EXERCISE INSTRUCTIONS ▸ Do not copy the pictures; transcribe all other material exactly.

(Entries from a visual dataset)
--- Start ---

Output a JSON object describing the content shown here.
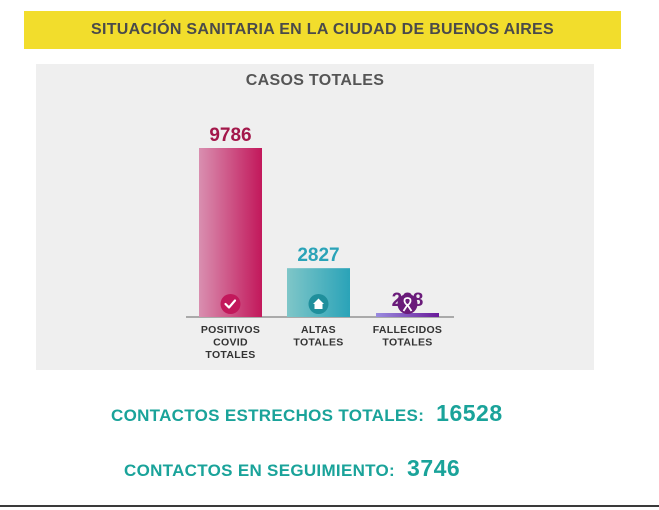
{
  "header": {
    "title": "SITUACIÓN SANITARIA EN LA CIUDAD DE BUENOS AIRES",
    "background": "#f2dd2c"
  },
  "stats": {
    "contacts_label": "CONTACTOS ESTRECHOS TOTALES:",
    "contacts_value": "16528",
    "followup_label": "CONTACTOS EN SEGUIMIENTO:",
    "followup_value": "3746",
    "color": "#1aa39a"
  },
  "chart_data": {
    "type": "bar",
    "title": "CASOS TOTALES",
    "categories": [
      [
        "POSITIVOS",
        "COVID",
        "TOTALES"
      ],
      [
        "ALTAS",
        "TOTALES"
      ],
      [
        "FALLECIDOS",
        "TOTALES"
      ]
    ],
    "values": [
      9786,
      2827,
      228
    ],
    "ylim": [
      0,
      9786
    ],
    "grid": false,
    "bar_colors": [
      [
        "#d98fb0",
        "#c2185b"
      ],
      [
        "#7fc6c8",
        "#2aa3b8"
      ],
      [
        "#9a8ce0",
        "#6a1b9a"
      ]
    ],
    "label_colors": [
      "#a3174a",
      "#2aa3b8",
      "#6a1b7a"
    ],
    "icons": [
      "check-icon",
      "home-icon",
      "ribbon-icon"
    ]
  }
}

--- End ---

OUTPUT OF THE TASK ▸
Output a JSON object describing the content shown here.
{
  "header": {
    "title": "SITUACIÓN SANITARIA EN LA CIUDAD DE BUENOS AIRES",
    "background": "#f2dd2c"
  },
  "stats": {
    "contacts_label": "CONTACTOS ESTRECHOS TOTALES:",
    "contacts_value": "16528",
    "followup_label": "CONTACTOS EN SEGUIMIENTO:",
    "followup_value": "3746",
    "color": "#1aa39a"
  },
  "chart_data": {
    "type": "bar",
    "title": "CASOS TOTALES",
    "categories": [
      [
        "POSITIVOS",
        "COVID",
        "TOTALES"
      ],
      [
        "ALTAS",
        "TOTALES"
      ],
      [
        "FALLECIDOS",
        "TOTALES"
      ]
    ],
    "values": [
      9786,
      2827,
      228
    ],
    "ylim": [
      0,
      9786
    ],
    "grid": false,
    "bar_colors": [
      [
        "#d98fb0",
        "#c2185b"
      ],
      [
        "#7fc6c8",
        "#2aa3b8"
      ],
      [
        "#9a8ce0",
        "#6a1b9a"
      ]
    ],
    "label_colors": [
      "#a3174a",
      "#2aa3b8",
      "#6a1b7a"
    ],
    "icons": [
      "check-icon",
      "home-icon",
      "ribbon-icon"
    ]
  }
}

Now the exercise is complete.